● Job
Write out the material again word for word, dropping any images it holds.

● Stored data
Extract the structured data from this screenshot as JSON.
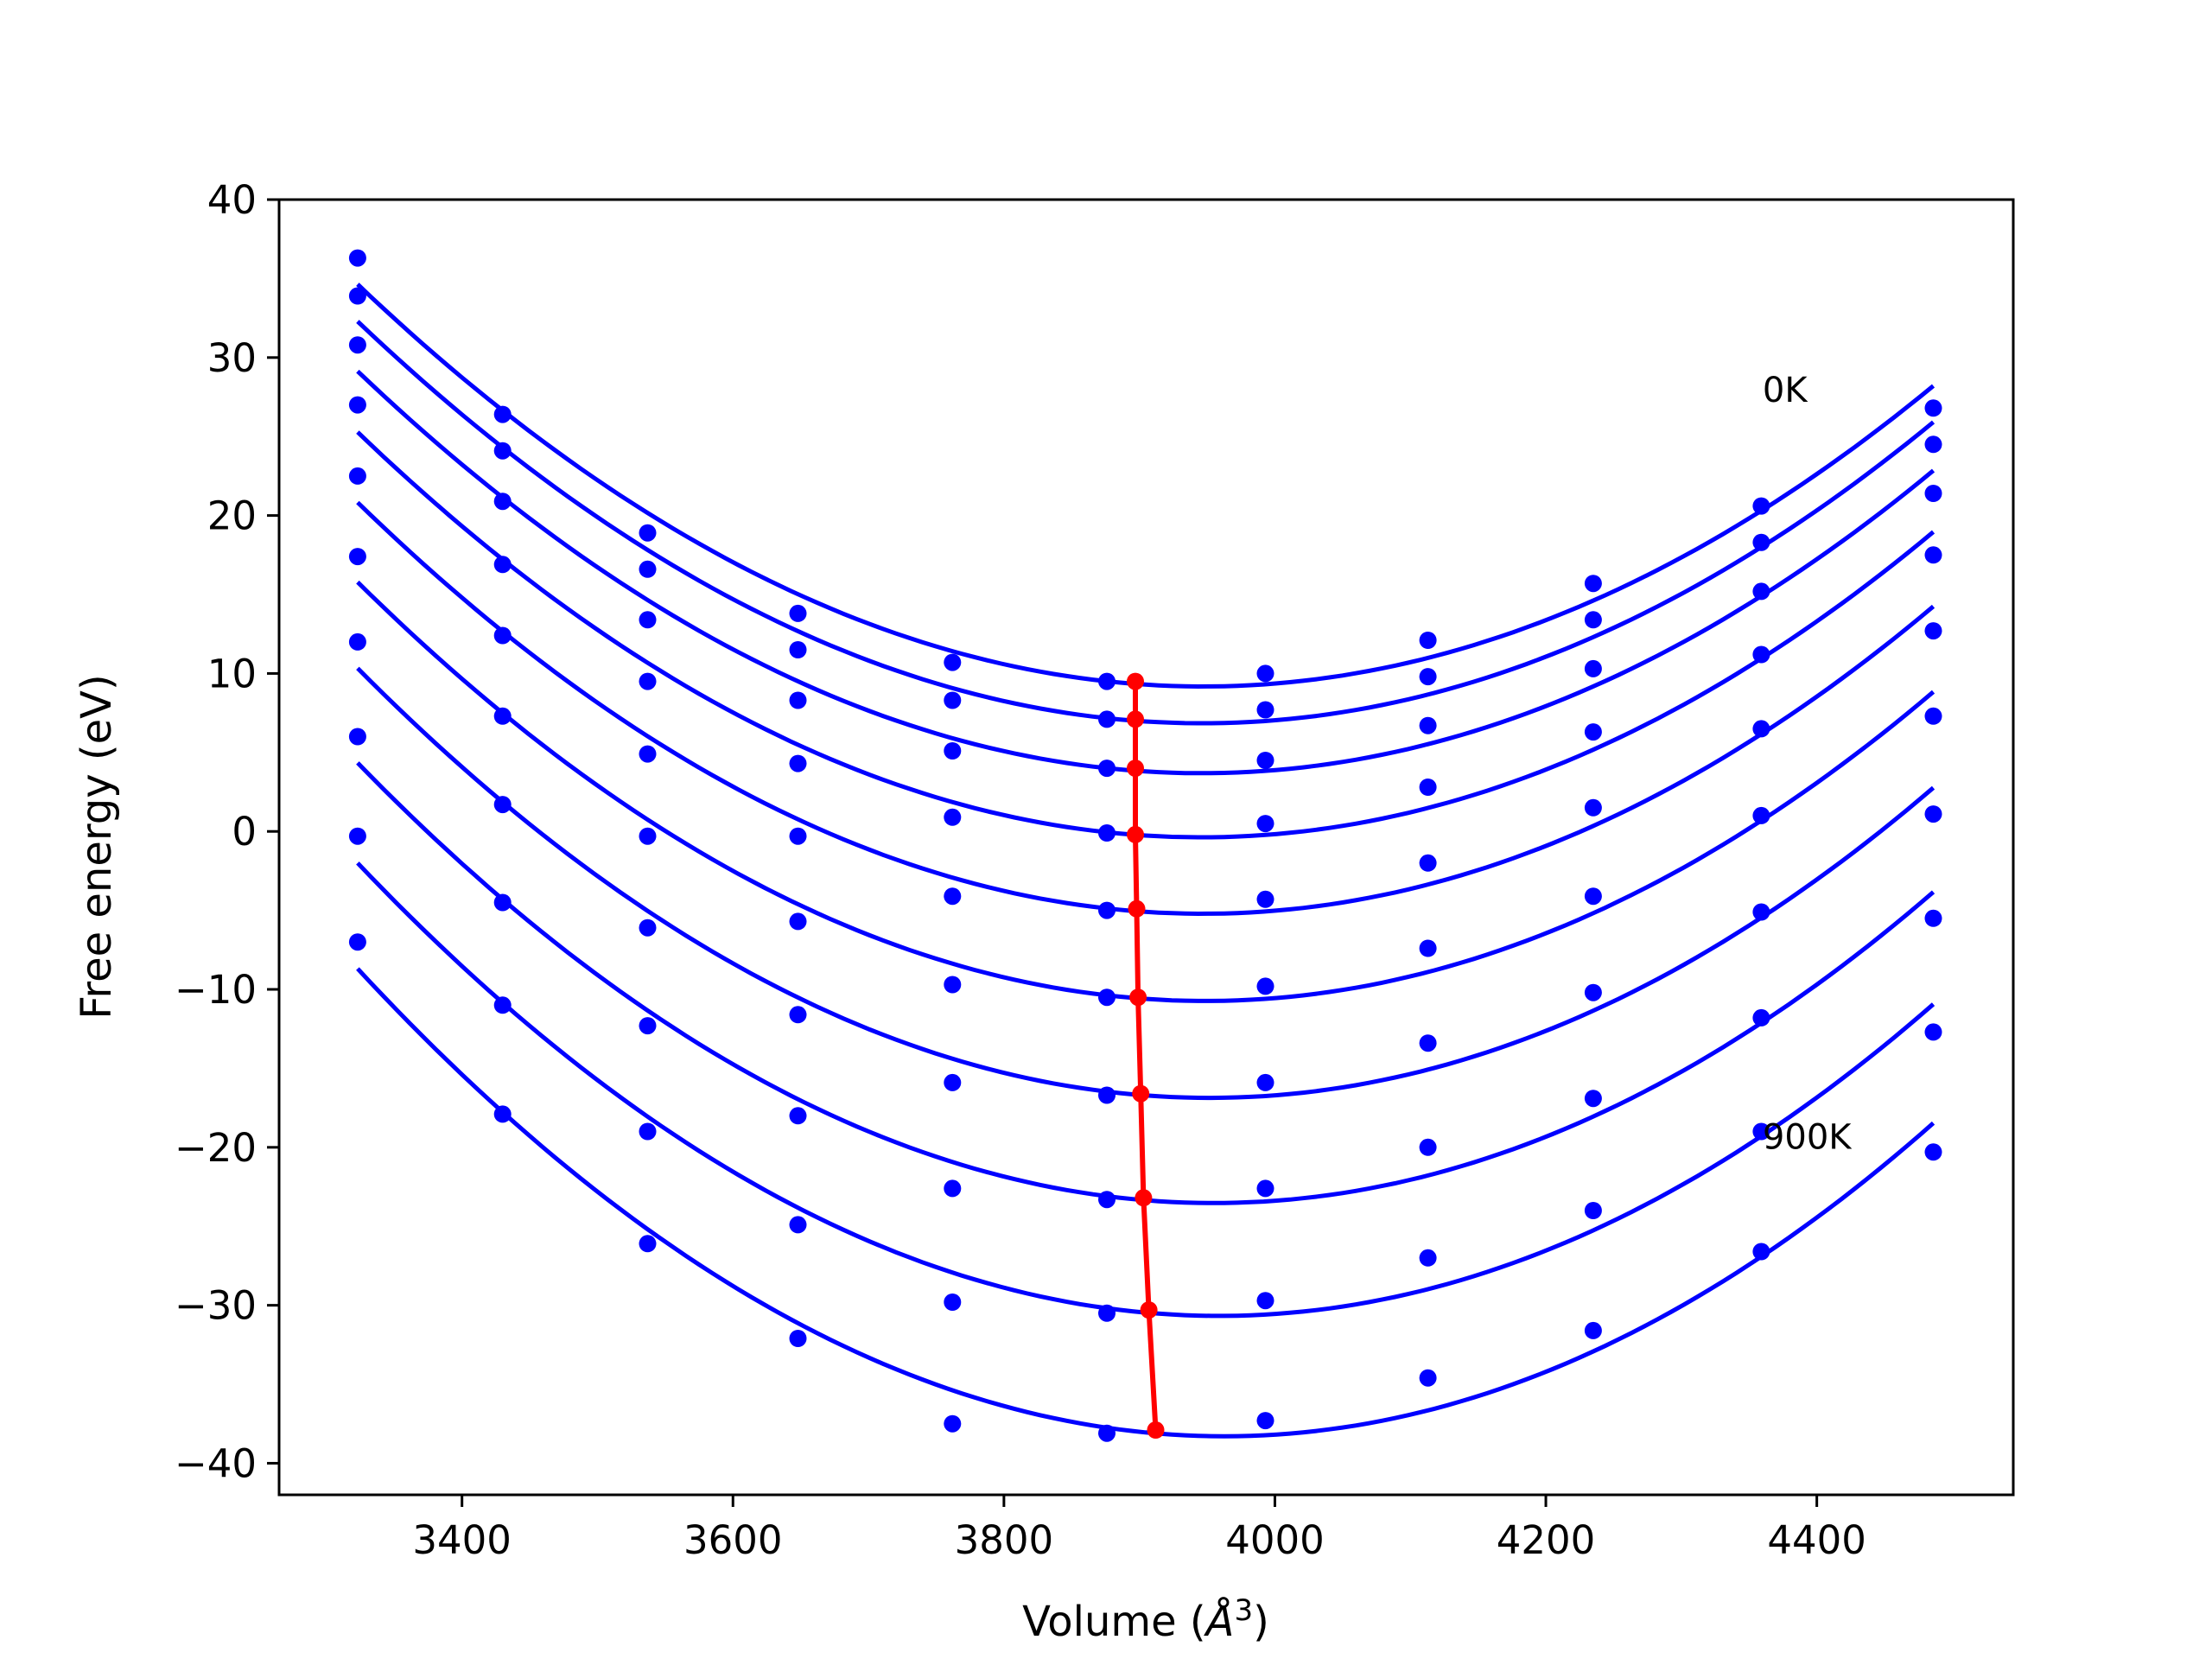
{
  "chart_data": {
    "type": "line",
    "title": "",
    "xlabel": "Volume (Å3)",
    "xlabel_base": "Volume (",
    "xlabel_symbol": "Å",
    "xlabel_sup": "3",
    "xlabel_close": ")",
    "ylabel": "Free energy (eV)",
    "xlim": [
      3265,
      4545
    ],
    "ylim": [
      -42,
      40
    ],
    "xticks": [
      3400,
      3600,
      3800,
      4000,
      4200,
      4400
    ],
    "yticks": [
      -40,
      -30,
      -20,
      -10,
      0,
      10,
      20,
      30,
      40
    ],
    "xtick_labels": [
      "3400",
      "3600",
      "3800",
      "4000",
      "4200",
      "4400"
    ],
    "ytick_labels": [
      "−40",
      "−30",
      "−20",
      "−10",
      "0",
      "10",
      "20",
      "30",
      "40"
    ],
    "grid": false,
    "volumes": [
      3323,
      3430,
      3537,
      3648,
      3762,
      3876,
      3993,
      4113,
      4235,
      4359,
      4486
    ],
    "series": [
      {
        "values": [
          36.3,
          26.4,
          18.9,
          13.8,
          10.7,
          9.5,
          10.0,
          12.1,
          15.7,
          20.6,
          26.8
        ],
        "fit_min": [
          3897,
          9.5
        ]
      },
      {
        "values": [
          33.9,
          24.1,
          16.6,
          11.5,
          8.3,
          7.1,
          7.7,
          9.8,
          13.4,
          18.3,
          24.5
        ],
        "fit_min": [
          3897,
          7.1
        ]
      },
      {
        "values": [
          30.8,
          20.9,
          13.4,
          8.3,
          5.1,
          4.0,
          4.5,
          6.7,
          10.3,
          15.2,
          21.4
        ],
        "fit_min": [
          3897,
          4.0
        ]
      },
      {
        "values": [
          27.0,
          16.9,
          9.5,
          4.3,
          0.9,
          -0.1,
          0.5,
          2.8,
          6.3,
          11.2,
          17.5
        ],
        "fit_min": [
          3897,
          -0.2
        ]
      },
      {
        "values": [
          22.5,
          12.4,
          4.9,
          -0.3,
          -4.1,
          -5.0,
          -4.3,
          -2.0,
          1.5,
          6.5,
          12.7
        ],
        "fit_min": [
          3898,
          -4.9
        ]
      },
      {
        "values": [
          17.4,
          7.3,
          -0.3,
          -5.7,
          -9.7,
          -10.5,
          -9.8,
          -7.4,
          -4.1,
          1.0,
          7.3
        ],
        "fit_min": [
          3899,
          -10.5
        ]
      },
      {
        "values": [
          12.0,
          1.7,
          -6.1,
          -11.6,
          -15.9,
          -16.7,
          -15.9,
          -13.4,
          -10.2,
          -5.1,
          1.1
        ],
        "fit_min": [
          3901,
          -16.6
        ]
      },
      {
        "values": [
          6.0,
          -4.5,
          -12.3,
          -18.0,
          -22.6,
          -23.3,
          -22.6,
          -20.0,
          -16.9,
          -11.8,
          -5.5
        ],
        "fit_min": [
          3903,
          -23.2
        ]
      },
      {
        "values": [
          -0.3,
          -11.0,
          -19.0,
          -24.9,
          -29.8,
          -30.5,
          -29.7,
          -27.0,
          -24.0,
          -19.0,
          -12.7
        ],
        "fit_min": [
          3907,
          -30.3
        ]
      },
      {
        "values": [
          -7.0,
          -17.9,
          -26.1,
          -32.1,
          -37.5,
          -38.1,
          -37.3,
          -34.6,
          -31.6,
          -26.6,
          -20.3
        ],
        "fit_min": [
          3912,
          -37.9
        ]
      }
    ],
    "annotations": [
      {
        "text": "0K",
        "x": 4360,
        "y": 27.2
      },
      {
        "text": "900K",
        "x": 4360,
        "y": -20.1
      }
    ],
    "colors": {
      "points": "#0000ff",
      "fits": "#0000ff",
      "minima": "#ff0000"
    }
  }
}
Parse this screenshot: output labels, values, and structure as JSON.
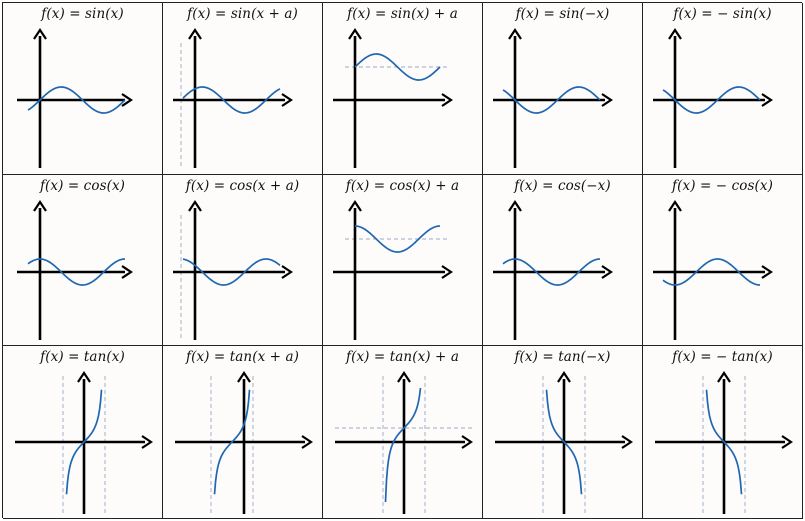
{
  "colors": {
    "curve": "#1f67b1",
    "axis": "#000000",
    "guide": "#9aa8c2"
  },
  "rows": [
    {
      "family": "sin",
      "cells": [
        {
          "label": "f(x) = sin(x)",
          "variant": "base"
        },
        {
          "label": "f(x) = sin(x + a)",
          "variant": "hshift"
        },
        {
          "label": "f(x) = sin(x) + a",
          "variant": "vshift"
        },
        {
          "label": "f(x) = sin(−x)",
          "variant": "xreflect"
        },
        {
          "label": "f(x) = − sin(x)",
          "variant": "yreflect"
        }
      ]
    },
    {
      "family": "cos",
      "cells": [
        {
          "label": "f(x) = cos(x)",
          "variant": "base"
        },
        {
          "label": "f(x) = cos(x + a)",
          "variant": "hshift"
        },
        {
          "label": "f(x) = cos(x) + a",
          "variant": "vshift"
        },
        {
          "label": "f(x) = cos(−x)",
          "variant": "xreflect"
        },
        {
          "label": "f(x) = − cos(x)",
          "variant": "yreflect"
        }
      ]
    },
    {
      "family": "tan",
      "cells": [
        {
          "label": "f(x) = tan(x)",
          "variant": "base"
        },
        {
          "label": "f(x) = tan(x + a)",
          "variant": "hshift"
        },
        {
          "label": "f(x) = tan(x) + a",
          "variant": "vshift"
        },
        {
          "label": "f(x) = tan(−x)",
          "variant": "xreflect"
        },
        {
          "label": "f(x) = − tan(x)",
          "variant": "yreflect"
        }
      ]
    }
  ]
}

● Exercise response
Extract the structured data from this screenshot as JSON.
{
  "chart_data": {
    "type": "line",
    "title": "",
    "xlabel": "Volume (Å3)",
    "xlabel_base": "Volume (",
    "xlabel_symbol": "Å",
    "xlabel_sup": "3",
    "xlabel_close": ")",
    "ylabel": "Free energy (eV)",
    "xlim": [
      3265,
      4545
    ],
    "ylim": [
      -42,
      40
    ],
    "xticks": [
      3400,
      3600,
      3800,
      4000,
      4200,
      4400
    ],
    "yticks": [
      -40,
      -30,
      -20,
      -10,
      0,
      10,
      20,
      30,
      40
    ],
    "xtick_labels": [
      "3400",
      "3600",
      "3800",
      "4000",
      "4200",
      "4400"
    ],
    "ytick_labels": [
      "−40",
      "−30",
      "−20",
      "−10",
      "0",
      "10",
      "20",
      "30",
      "40"
    ],
    "grid": false,
    "volumes": [
      3323,
      3430,
      3537,
      3648,
      3762,
      3876,
      3993,
      4113,
      4235,
      4359,
      4486
    ],
    "series": [
      {
        "values": [
          36.3,
          26.4,
          18.9,
          13.8,
          10.7,
          9.5,
          10.0,
          12.1,
          15.7,
          20.6,
          26.8
        ],
        "fit_min": [
          3897,
          9.5
        ]
      },
      {
        "values": [
          33.9,
          24.1,
          16.6,
          11.5,
          8.3,
          7.1,
          7.7,
          9.8,
          13.4,
          18.3,
          24.5
        ],
        "fit_min": [
          3897,
          7.1
        ]
      },
      {
        "values": [
          30.8,
          20.9,
          13.4,
          8.3,
          5.1,
          4.0,
          4.5,
          6.7,
          10.3,
          15.2,
          21.4
        ],
        "fit_min": [
          3897,
          4.0
        ]
      },
      {
        "values": [
          27.0,
          16.9,
          9.5,
          4.3,
          0.9,
          -0.1,
          0.5,
          2.8,
          6.3,
          11.2,
          17.5
        ],
        "fit_min": [
          3897,
          -0.2
        ]
      },
      {
        "values": [
          22.5,
          12.4,
          4.9,
          -0.3,
          -4.1,
          -5.0,
          -4.3,
          -2.0,
          1.5,
          6.5,
          12.7
        ],
        "fit_min": [
          3898,
          -4.9
        ]
      },
      {
        "values": [
          17.4,
          7.3,
          -0.3,
          -5.7,
          -9.7,
          -10.5,
          -9.8,
          -7.4,
          -4.1,
          1.0,
          7.3
        ],
        "fit_min": [
          3899,
          -10.5
        ]
      },
      {
        "values": [
          12.0,
          1.7,
          -6.1,
          -11.6,
          -15.9,
          -16.7,
          -15.9,
          -13.4,
          -10.2,
          -5.1,
          1.1
        ],
        "fit_min": [
          3901,
          -16.6
        ]
      },
      {
        "values": [
          6.0,
          -4.5,
          -12.3,
          -18.0,
          -22.6,
          -23.3,
          -22.6,
          -20.0,
          -16.9,
          -11.8,
          -5.5
        ],
        "fit_min": [
          3903,
          -23.2
        ]
      },
      {
        "values": [
          -0.3,
          -11.0,
          -19.0,
          -24.9,
          -29.8,
          -30.5,
          -29.7,
          -27.0,
          -24.0,
          -19.0,
          -12.7
        ],
        "fit_min": [
          3907,
          -30.3
        ]
      },
      {
        "values": [
          -7.0,
          -17.9,
          -26.1,
          -32.1,
          -37.5,
          -38.1,
          -37.3,
          -34.6,
          -31.6,
          -26.6,
          -20.3
        ],
        "fit_min": [
          3912,
          -37.9
        ]
      }
    ],
    "annotations": [
      {
        "text": "0K",
        "x": 4360,
        "y": 27.2
      },
      {
        "text": "900K",
        "x": 4360,
        "y": -20.1
      }
    ],
    "colors": {
      "points": "#0000ff",
      "fits": "#0000ff",
      "minima": "#ff0000"
    }
  }
}
Parse this screenshot: output labels, values, and structure as JSON.
{
  "colors": {
    "curve": "#1f67b1",
    "axis": "#000000",
    "guide": "#9aa8c2"
  },
  "rows": [
    {
      "family": "sin",
      "cells": [
        {
          "label": "f(x) = sin(x)",
          "variant": "base"
        },
        {
          "label": "f(x) = sin(x + a)",
          "variant": "hshift"
        },
        {
          "label": "f(x) = sin(x) + a",
          "variant": "vshift"
        },
        {
          "label": "f(x) = sin(−x)",
          "variant": "xreflect"
        },
        {
          "label": "f(x) = − sin(x)",
          "variant": "yreflect"
        }
      ]
    },
    {
      "family": "cos",
      "cells": [
        {
          "label": "f(x) = cos(x)",
          "variant": "base"
        },
        {
          "label": "f(x) = cos(x + a)",
          "variant": "hshift"
        },
        {
          "label": "f(x) = cos(x) + a",
          "variant": "vshift"
        },
        {
          "label": "f(x) = cos(−x)",
          "variant": "xreflect"
        },
        {
          "label": "f(x) = − cos(x)",
          "variant": "yreflect"
        }
      ]
    },
    {
      "family": "tan",
      "cells": [
        {
          "label": "f(x) = tan(x)",
          "variant": "base"
        },
        {
          "label": "f(x) = tan(x + a)",
          "variant": "hshift"
        },
        {
          "label": "f(x) = tan(x) + a",
          "variant": "vshift"
        },
        {
          "label": "f(x) = tan(−x)",
          "variant": "xreflect"
        },
        {
          "label": "f(x) = − tan(x)",
          "variant": "yreflect"
        }
      ]
    }
  ]
}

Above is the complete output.